--- Start ---
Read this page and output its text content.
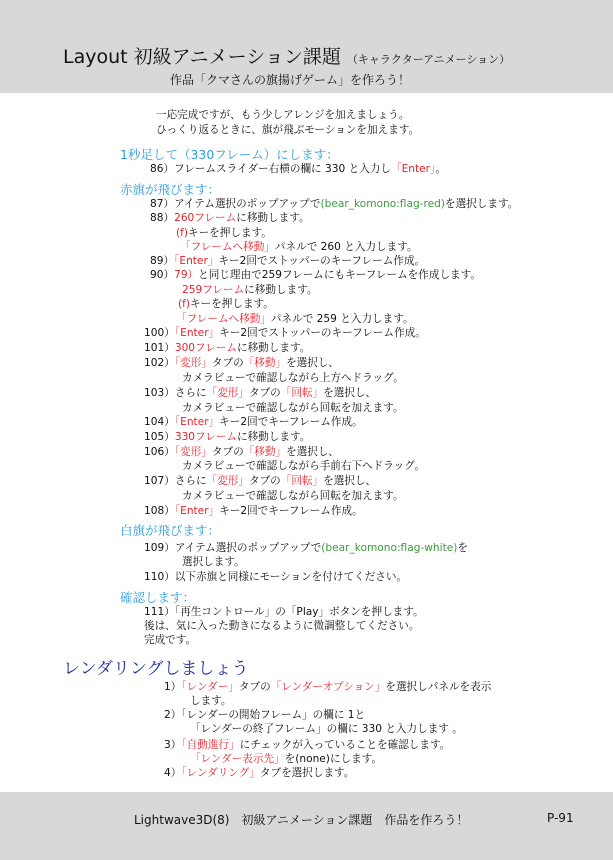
Layout 初級アニメーション課題 （キャラクターアニメーション）
作品「クマさんの旗揚げゲーム」を作ろう！
一応完成ですが、もう少しアレンジを加えましょう。
ひっくり返るときに、旗が飛ぶモーションを加えます。
1秒足して（330フレーム）にします：
86）フレームスライダー右横の欄に 330 と入力し「Enter」。
赤旗が飛びます：
87）アイテム選択のポップアップで(bear_komono:flag-red)を選択します。
88）260フレームに移動します。
(f)キーを押します。
「フレームへ移動」パネルで 260 と入力します。
89）「Enter」キー2回でストッパーのキーフレーム作成。
90）79）と同じ理由で259フレームにもキーフレームを作成します。
259フレームに移動します。
(f)キーを押します。
「フレームへ移動」パネルで 259 と入力します。
100）「Enter」キー2回でストッパーのキーフレーム作成。
101）300フレームに移動します。
102）「変形」タブの「移動」を選択し、
カメラビューで確認しながら上方へドラッグ。
103）さらに「変形」タブの「回転」を選択し、
カメラビューで確認しながら回転を加えます。
104）「Enter」キー2回でキーフレーム作成。
105）330フレームに移動します。
106）「変形」タブの「移動」を選択し、
カメラビューで確認しながら手前右下へドラッグ。
107）さらに「変形」タブの「回転」を選択し、
カメラビューで確認しながら回転を加えます。
108）「Enter」キー2回でキーフレーム作成。
白旗が飛びます：
109）アイテム選択のポップアップで(bear_komono:flag-white)を
選択します。
110）以下赤旗と同様にモーションを付けてください。
確認します：
111）「再生コントロール」の「Play」ボタンを押します。
後は、気に入った動きになるように微調整してください。
完成です。
レンダリングしましょう
1）「レンダー」タブの「レンダーオプション」を選択しパネルを表示
します。
2）「レンダーの開始フレーム」の欄に 1と
「レンダーの終了フレーム」の欄に 330 と入力します 。
3）「自動進行」にチェックが入っていることを確認します。
「レンダー表示先」を(none)にします。
4）「レンダリング」タブを選択します。
Lightwave3D(8)　初級アニメーション課題　作品を作ろう！	P-91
--- End ---
**Short exercise**
In the entries above, identify every line with the word "初級アニメーション課題". Copy those lines.

**Completed task**
Layout 初級アニメーション課題 （キャラクターアニメーション）
Lightwave3D(8)　初級アニメーション課題　作品を作ろう！	P-91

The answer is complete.